Aim of the exercise
Take every line from the listing below that includes "domain" and copy it.

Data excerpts
____

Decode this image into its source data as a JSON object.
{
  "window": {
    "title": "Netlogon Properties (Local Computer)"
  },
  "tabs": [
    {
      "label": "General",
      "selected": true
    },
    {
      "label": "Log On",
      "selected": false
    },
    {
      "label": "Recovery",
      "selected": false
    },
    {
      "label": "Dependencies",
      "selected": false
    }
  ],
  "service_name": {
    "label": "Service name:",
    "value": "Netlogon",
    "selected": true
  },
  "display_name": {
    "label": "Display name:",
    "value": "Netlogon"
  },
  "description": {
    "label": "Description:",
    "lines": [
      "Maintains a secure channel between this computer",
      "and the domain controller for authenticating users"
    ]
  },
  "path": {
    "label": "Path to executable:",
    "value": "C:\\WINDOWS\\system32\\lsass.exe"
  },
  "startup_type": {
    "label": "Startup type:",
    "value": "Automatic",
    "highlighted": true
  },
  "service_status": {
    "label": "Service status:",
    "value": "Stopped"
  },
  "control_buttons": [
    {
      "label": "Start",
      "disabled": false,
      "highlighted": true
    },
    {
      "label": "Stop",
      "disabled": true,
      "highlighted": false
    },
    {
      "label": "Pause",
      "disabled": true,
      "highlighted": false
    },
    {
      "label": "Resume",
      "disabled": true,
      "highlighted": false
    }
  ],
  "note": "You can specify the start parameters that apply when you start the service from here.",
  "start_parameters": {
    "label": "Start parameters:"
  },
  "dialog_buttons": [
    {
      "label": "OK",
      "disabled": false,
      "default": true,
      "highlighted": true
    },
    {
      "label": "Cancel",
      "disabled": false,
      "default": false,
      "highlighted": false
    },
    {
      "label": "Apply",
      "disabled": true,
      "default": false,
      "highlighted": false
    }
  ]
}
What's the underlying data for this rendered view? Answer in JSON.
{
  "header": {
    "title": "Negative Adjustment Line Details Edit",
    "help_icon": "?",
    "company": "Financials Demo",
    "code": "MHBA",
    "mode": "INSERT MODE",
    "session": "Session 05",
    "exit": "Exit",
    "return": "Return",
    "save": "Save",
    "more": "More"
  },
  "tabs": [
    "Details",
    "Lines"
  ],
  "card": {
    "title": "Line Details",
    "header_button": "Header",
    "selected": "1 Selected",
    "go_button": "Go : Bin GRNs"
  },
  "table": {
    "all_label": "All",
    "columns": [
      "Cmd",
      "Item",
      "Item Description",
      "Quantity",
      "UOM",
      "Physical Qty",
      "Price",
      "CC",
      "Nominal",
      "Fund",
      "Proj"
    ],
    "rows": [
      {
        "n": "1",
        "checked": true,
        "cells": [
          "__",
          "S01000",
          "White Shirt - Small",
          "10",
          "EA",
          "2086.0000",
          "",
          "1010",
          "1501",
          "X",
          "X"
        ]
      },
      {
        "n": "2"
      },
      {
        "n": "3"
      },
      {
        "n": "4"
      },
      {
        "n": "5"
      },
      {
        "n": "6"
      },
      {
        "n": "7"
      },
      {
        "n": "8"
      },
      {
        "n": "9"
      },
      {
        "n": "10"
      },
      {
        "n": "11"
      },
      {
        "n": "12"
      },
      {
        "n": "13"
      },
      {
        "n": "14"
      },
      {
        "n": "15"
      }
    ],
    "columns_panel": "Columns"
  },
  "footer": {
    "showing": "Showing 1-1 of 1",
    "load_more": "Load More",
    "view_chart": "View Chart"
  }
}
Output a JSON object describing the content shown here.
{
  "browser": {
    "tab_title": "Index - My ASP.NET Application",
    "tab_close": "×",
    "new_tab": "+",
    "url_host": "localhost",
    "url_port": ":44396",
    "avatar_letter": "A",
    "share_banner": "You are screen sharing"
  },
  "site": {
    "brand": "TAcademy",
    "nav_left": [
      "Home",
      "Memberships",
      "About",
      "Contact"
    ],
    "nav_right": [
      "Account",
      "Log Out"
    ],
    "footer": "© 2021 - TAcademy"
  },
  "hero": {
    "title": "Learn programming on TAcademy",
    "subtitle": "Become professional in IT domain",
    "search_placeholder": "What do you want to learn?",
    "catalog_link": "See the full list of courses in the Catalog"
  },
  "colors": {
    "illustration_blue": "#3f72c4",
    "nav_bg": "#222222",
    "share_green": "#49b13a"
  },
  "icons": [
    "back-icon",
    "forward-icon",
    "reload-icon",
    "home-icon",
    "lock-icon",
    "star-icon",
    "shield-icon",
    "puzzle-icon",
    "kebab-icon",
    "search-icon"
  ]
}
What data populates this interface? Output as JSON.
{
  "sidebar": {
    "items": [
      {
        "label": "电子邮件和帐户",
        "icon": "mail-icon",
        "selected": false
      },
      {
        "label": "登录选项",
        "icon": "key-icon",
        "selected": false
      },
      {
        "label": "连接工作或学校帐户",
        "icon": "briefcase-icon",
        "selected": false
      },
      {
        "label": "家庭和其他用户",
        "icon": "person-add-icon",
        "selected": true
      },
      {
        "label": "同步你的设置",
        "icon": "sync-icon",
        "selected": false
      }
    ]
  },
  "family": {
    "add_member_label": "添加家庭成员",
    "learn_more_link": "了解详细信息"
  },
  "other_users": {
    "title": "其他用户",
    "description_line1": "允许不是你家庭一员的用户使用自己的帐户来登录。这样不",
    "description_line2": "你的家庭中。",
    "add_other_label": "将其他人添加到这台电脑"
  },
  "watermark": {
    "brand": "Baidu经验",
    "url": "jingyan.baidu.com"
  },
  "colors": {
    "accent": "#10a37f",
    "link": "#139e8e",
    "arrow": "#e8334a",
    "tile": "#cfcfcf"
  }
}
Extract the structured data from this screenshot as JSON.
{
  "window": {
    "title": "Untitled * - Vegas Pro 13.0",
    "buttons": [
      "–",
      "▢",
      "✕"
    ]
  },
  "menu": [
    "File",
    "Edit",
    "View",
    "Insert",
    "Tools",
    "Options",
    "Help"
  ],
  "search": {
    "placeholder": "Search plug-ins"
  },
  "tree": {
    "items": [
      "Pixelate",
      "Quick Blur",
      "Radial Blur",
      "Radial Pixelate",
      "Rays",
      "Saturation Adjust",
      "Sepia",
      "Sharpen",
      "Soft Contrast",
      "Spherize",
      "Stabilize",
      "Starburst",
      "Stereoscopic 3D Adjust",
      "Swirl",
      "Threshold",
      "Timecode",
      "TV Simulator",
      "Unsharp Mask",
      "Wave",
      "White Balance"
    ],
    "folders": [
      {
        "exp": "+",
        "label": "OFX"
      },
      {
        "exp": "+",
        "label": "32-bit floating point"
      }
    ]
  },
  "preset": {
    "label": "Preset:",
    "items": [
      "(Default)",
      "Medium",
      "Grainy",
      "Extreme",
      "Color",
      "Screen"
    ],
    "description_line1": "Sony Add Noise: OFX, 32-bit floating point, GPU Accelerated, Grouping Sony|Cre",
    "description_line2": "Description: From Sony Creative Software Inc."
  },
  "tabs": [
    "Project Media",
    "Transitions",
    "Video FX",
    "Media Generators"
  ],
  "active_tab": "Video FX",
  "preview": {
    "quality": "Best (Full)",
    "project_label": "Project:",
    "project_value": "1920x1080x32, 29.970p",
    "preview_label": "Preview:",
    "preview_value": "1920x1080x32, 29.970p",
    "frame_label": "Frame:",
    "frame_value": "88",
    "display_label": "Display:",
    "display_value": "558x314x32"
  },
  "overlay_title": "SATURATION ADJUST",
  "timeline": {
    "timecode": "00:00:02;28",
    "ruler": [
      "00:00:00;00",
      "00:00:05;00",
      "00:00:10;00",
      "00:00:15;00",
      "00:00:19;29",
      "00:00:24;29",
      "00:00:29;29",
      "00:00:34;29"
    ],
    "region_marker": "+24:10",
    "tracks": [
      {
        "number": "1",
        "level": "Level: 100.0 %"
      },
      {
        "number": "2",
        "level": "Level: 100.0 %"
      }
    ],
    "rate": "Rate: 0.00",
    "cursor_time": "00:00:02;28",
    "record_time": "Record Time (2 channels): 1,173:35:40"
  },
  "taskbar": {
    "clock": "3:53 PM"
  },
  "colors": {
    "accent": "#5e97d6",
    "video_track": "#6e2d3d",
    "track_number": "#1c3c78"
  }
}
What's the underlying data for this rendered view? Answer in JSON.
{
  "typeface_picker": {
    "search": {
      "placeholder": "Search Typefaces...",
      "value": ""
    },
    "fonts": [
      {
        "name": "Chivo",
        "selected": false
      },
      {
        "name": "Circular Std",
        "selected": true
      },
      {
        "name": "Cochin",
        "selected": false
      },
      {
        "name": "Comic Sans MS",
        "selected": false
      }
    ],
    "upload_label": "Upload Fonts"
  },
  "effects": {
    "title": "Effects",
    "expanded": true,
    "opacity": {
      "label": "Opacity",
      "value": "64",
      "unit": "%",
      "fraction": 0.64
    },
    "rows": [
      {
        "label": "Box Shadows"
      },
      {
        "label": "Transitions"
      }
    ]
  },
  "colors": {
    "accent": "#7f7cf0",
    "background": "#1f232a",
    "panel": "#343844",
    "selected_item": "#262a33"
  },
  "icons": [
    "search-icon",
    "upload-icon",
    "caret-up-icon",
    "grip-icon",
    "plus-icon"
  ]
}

____

Solution to this problem
      "and the domain controller for authenticating users"
    "subtitle": "Become professional in IT domain",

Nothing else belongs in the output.